Set problem. From the entries below, please gather each line containing the string "frac".

Material for the task.
========================================

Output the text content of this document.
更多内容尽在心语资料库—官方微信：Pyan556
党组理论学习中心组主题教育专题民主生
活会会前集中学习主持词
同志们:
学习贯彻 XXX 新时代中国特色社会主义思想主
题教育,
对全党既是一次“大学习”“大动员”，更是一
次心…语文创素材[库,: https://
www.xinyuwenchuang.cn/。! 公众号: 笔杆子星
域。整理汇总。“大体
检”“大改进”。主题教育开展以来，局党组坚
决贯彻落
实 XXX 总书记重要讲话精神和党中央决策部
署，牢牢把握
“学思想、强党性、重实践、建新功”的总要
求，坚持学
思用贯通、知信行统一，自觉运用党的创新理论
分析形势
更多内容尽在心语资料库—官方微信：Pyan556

========================================

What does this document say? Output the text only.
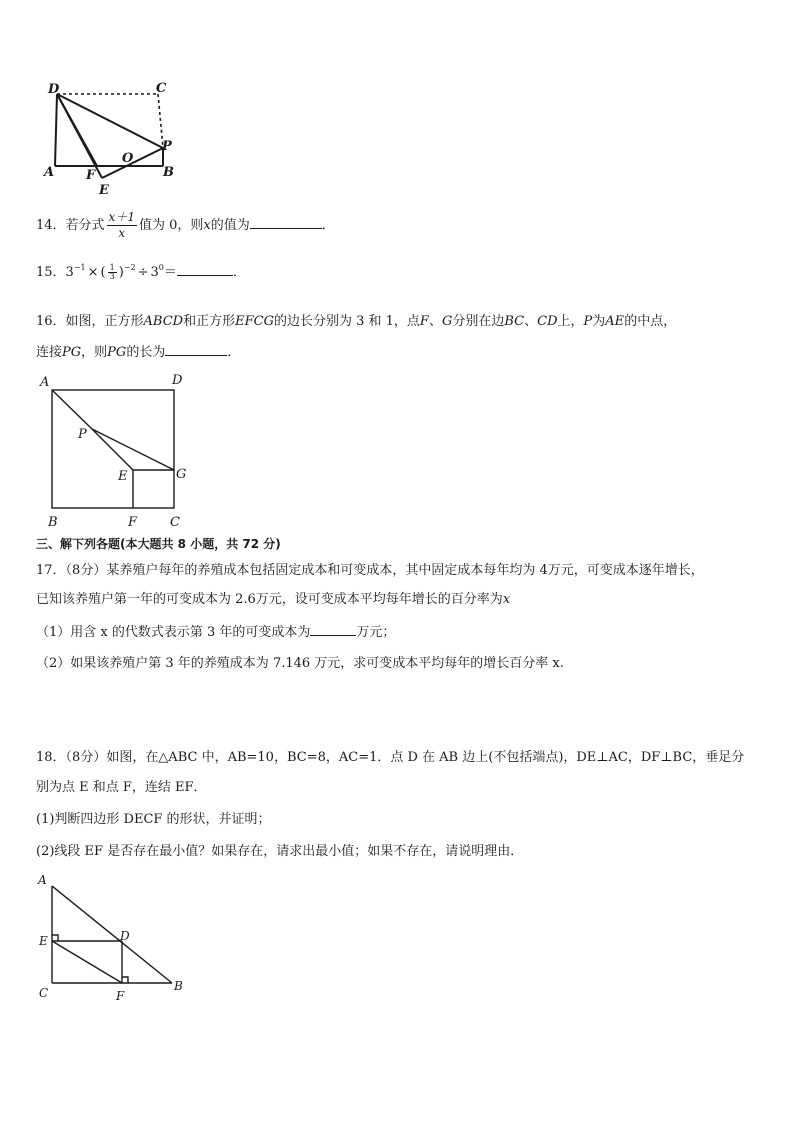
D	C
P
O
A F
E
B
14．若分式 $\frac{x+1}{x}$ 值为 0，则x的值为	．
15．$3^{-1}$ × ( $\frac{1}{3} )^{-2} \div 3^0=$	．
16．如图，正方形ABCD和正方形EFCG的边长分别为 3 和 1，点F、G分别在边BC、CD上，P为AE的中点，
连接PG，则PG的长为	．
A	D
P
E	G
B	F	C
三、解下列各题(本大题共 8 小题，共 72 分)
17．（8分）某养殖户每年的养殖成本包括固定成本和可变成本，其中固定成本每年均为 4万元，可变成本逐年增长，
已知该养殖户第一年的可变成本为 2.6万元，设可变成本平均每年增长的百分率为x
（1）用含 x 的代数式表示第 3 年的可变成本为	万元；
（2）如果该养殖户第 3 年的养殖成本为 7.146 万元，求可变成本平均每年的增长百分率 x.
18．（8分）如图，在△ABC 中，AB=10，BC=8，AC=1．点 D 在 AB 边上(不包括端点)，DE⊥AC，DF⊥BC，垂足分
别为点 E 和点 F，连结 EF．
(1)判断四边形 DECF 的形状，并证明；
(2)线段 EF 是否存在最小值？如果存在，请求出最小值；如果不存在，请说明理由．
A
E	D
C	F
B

========================================

The solution.
14．若分式 $\frac{x+1}{x}$ 值为 0，则x的值为	．
15．$3^{-1}$ × ( $\frac{1}{3} )^{-2} \div 3^0=$	．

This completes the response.